- **SELECTED TEXT**:
┌────────
Have you been charged with an illegal drug crime in Pennsylvania or New Jersey? Don’t take these charges lightly. Even if it is your first offense, you could face serious jail time and long-term consequences. Gambone Law is committed to protecting the constitutional rights of citizens arrested for drug possession and believes that information is your first line of defense. Learn all you can about the charges you face and the possible consequences on our website and then call us to schedule a consultation. Our office is located in Philadelphia and we defend illegal drug cases in Philadelphia, Montgomery, Bucks, and Delaware Counties. In addition to these Pennsylvania counties, we defend drug cases in Camden, Gloucester, Cumberland, Cape May, and Atlantic Counties in New Jersey.
Understand the Types of Possession
If you are charged with an illegal drug crime in Pennsylvania or New Jersey, you must understand the difference between simple possession and possession with the intent to deliver or distribute (PWID). Simple possession of a drug is a misdemeanor offense, while PWID is a felony. A felony conviction could severely limit your professional and educational opportunities. Many employers may disqualify you from certain job opportunities simply because of such a conviction—without providing you with an opportunity to explain it. If you are charged with PWID, you will need an experienced attorney to develop a successful defense.
It’s also important to understand the difference between constructive and actual possession. This concept is critical to defending an illegal drug case. If you are charged with constructive possession because narcotics were found in your home or your car, you may be able to fight those charges by disputing your connection to those illegal drugs.
└────────
- **PROVIDED INFORMATION**:
┌────────
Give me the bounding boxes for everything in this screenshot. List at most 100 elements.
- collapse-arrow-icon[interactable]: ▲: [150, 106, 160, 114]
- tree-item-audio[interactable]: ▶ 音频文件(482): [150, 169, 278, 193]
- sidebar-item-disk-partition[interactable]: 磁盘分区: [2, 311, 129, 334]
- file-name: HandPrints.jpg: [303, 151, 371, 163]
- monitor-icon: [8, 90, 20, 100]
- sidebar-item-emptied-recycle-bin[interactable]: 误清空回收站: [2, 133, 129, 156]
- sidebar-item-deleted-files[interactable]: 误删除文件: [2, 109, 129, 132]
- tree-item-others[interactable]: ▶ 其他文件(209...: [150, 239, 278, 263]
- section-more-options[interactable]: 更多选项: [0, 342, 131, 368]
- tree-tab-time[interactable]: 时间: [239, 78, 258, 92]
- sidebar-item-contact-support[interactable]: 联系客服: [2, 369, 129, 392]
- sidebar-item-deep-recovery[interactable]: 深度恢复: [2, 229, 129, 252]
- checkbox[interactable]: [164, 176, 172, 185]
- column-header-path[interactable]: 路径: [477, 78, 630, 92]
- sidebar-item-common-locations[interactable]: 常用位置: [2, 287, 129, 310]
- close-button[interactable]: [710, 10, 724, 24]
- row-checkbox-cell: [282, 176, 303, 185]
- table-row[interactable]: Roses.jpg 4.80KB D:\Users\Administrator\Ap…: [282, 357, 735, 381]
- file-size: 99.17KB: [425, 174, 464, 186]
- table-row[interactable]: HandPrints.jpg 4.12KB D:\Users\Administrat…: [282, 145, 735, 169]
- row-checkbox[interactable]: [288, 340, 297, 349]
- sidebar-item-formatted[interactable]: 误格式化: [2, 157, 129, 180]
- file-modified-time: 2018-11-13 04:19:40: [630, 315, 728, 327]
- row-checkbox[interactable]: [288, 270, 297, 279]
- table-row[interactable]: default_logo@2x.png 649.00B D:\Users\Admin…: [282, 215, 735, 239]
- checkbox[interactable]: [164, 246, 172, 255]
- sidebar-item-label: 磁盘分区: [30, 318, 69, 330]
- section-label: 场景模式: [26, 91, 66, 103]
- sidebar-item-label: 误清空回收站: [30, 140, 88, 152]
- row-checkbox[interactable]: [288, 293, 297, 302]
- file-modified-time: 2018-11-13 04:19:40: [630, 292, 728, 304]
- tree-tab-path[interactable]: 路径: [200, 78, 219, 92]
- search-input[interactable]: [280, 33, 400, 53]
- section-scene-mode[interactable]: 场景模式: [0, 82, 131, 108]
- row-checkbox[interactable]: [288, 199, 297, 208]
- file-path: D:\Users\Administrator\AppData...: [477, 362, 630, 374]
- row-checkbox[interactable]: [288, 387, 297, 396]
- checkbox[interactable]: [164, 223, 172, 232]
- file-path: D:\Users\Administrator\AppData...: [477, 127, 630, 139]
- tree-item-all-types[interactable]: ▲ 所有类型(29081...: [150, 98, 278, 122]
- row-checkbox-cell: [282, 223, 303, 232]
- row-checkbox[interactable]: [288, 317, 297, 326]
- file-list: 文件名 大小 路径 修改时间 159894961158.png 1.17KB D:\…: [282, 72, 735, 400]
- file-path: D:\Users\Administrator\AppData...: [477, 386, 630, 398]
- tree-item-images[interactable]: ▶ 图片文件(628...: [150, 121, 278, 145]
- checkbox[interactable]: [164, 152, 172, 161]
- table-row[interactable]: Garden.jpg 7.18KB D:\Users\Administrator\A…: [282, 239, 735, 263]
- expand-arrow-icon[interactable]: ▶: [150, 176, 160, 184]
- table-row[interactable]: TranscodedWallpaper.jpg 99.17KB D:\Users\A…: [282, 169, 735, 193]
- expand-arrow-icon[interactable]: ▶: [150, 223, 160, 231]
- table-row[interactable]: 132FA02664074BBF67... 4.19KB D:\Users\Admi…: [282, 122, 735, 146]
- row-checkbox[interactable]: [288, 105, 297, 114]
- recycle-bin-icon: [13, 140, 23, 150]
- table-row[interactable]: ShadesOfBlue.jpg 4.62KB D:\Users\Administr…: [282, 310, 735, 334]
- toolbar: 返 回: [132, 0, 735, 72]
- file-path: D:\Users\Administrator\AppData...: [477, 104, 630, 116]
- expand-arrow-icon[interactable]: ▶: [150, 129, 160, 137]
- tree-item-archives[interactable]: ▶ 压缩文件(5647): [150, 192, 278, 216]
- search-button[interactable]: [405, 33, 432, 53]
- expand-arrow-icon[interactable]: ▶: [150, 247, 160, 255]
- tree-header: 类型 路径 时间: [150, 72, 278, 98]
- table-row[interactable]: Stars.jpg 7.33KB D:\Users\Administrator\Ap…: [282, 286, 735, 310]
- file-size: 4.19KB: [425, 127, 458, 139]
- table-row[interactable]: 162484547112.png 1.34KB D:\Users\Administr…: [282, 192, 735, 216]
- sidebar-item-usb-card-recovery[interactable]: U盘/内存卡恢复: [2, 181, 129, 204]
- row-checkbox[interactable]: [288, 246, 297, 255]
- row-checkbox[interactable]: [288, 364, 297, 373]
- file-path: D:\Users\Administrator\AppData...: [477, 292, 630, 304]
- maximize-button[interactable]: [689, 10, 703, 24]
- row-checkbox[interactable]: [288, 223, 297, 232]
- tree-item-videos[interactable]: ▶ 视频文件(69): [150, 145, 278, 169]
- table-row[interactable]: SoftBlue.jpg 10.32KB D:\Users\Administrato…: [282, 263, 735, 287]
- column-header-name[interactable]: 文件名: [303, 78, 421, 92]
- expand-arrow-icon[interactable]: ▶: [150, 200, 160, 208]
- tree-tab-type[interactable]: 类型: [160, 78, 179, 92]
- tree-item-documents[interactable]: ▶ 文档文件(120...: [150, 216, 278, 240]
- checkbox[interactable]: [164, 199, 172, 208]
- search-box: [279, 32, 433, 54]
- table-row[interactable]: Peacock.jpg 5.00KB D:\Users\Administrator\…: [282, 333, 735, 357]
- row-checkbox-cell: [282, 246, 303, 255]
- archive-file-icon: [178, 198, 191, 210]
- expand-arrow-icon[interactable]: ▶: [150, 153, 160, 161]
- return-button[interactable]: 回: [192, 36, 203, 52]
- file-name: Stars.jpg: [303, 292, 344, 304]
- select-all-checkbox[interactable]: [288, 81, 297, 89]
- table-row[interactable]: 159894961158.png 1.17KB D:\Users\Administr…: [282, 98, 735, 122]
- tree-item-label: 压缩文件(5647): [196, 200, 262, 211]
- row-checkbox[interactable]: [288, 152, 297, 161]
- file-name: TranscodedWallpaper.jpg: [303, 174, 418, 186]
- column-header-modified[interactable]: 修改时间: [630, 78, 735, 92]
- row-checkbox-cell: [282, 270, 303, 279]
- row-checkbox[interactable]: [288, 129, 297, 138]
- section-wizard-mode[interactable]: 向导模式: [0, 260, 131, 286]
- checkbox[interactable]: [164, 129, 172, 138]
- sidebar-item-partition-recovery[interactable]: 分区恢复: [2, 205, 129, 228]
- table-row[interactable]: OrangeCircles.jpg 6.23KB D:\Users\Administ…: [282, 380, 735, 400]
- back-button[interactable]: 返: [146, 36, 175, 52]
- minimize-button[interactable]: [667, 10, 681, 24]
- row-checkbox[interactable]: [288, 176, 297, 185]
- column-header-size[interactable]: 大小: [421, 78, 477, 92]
└────────
- **BRIEF 1**:
Please duplicate the passage of the drug crime text starting with "It’s also important" and going on through "those illegal drugs.".
- **BRIEF 2**:
According to the drug crime text, what kind of offense is simple possession of a drug?
- **BRIEF 3**:
List the New Jersey counties where the drug crime text says drug cases are defended.

- **ANSWER SPACE 1**:
It’s also important to understand the difference between constructive and actual possession. This concept is critical to defending an illegal drug case. If you are charged with constructive possession because narcotics were found in your home or your car, you may be able to fight those charges by disputing your connection to those illegal drugs.

- **ANSWER SPACE 2**:
A misdemeanor.

- **ANSWER SPACE 3**:
Camden, Gloucester, Cumberland, Cape May, Atlantic